> **Written request**: Your task is to restate the data word for word.
======== Material supplied ========
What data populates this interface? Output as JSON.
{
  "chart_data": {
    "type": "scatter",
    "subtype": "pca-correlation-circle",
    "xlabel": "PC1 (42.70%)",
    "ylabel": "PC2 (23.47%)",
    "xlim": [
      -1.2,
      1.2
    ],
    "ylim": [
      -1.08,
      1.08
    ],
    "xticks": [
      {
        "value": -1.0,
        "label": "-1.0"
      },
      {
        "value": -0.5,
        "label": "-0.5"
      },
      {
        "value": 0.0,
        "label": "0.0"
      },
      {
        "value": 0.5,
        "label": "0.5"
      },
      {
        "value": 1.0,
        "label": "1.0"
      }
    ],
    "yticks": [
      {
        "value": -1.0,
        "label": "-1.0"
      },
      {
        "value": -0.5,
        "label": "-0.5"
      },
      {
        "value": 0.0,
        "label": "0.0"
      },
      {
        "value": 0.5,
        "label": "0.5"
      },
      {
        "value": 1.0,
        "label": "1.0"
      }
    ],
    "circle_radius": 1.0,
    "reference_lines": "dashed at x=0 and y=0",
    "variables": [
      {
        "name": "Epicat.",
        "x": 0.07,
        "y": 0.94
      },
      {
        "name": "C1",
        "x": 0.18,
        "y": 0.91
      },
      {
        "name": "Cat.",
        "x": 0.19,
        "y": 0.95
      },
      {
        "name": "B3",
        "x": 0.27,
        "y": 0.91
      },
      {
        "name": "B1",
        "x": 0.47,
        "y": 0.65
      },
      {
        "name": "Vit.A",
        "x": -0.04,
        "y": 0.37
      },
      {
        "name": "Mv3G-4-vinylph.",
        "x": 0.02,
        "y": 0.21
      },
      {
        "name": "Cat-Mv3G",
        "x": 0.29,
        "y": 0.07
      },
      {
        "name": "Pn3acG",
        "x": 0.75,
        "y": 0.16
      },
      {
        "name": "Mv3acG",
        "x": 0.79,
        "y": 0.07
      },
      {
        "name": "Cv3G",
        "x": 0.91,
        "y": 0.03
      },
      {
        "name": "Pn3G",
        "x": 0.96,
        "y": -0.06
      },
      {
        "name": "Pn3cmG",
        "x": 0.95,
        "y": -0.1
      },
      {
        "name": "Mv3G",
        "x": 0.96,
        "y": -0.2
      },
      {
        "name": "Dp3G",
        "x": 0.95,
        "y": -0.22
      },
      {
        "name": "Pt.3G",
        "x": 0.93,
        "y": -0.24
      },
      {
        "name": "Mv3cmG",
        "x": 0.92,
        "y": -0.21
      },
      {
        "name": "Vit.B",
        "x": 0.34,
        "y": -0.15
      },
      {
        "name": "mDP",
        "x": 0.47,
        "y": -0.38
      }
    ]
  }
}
========
> **Result**:
What data populates this interface? Output as JSON.
{
  "chart_data": {
    "type": "scatter",
    "subtype": "pca-correlation-circle",
    "xlabel": "PC1 (42.70%)",
    "ylabel": "PC2 (23.47%)",
    "xlim": [
      -1.2,
      1.2
    ],
    "ylim": [
      -1.08,
      1.08
    ],
    "xticks": [
      {
        "value": -1.0,
        "label": "-1.0"
      },
      {
        "value": -0.5,
        "label": "-0.5"
      },
      {
        "value": 0.0,
        "label": "0.0"
      },
      {
        "value": 0.5,
        "label": "0.5"
      },
      {
        "value": 1.0,
        "label": "1.0"
      }
    ],
    "yticks": [
      {
        "value": -1.0,
        "label": "-1.0"
      },
      {
        "value": -0.5,
        "label": "-0.5"
      },
      {
        "value": 0.0,
        "label": "0.0"
      },
      {
        "value": 0.5,
        "label": "0.5"
      },
      {
        "value": 1.0,
        "label": "1.0"
      }
    ],
    "circle_radius": 1.0,
    "reference_lines": "dashed at x=0 and y=0",
    "variables": [
      {
        "name": "Epicat.",
        "x": 0.07,
        "y": 0.94
      },
      {
        "name": "C1",
        "x": 0.18,
        "y": 0.91
      },
      {
        "name": "Cat.",
        "x": 0.19,
        "y": 0.95
      },
      {
        "name": "B3",
        "x": 0.27,
        "y": 0.91
      },
      {
        "name": "B1",
        "x": 0.47,
        "y": 0.65
      },
      {
        "name": "Vit.A",
        "x": -0.04,
        "y": 0.37
      },
      {
        "name": "Mv3G-4-vinylph.",
        "x": 0.02,
        "y": 0.21
      },
      {
        "name": "Cat-Mv3G",
        "x": 0.29,
        "y": 0.07
      },
      {
        "name": "Pn3acG",
        "x": 0.75,
        "y": 0.16
      },
      {
        "name": "Mv3acG",
        "x": 0.79,
        "y": 0.07
      },
      {
        "name": "Cv3G",
        "x": 0.91,
        "y": 0.03
      },
      {
        "name": "Pn3G",
        "x": 0.96,
        "y": -0.06
      },
      {
        "name": "Pn3cmG",
        "x": 0.95,
        "y": -0.1
      },
      {
        "name": "Mv3G",
        "x": 0.96,
        "y": -0.2
      },
      {
        "name": "Dp3G",
        "x": 0.95,
        "y": -0.22
      },
      {
        "name": "Pt.3G",
        "x": 0.93,
        "y": -0.24
      },
      {
        "name": "Mv3cmG",
        "x": 0.92,
        "y": -0.21
      },
      {
        "name": "Vit.B",
        "x": 0.34,
        "y": -0.15
      },
      {
        "name": "mDP",
        "x": 0.47,
        "y": -0.38
      }
    ]
  }
}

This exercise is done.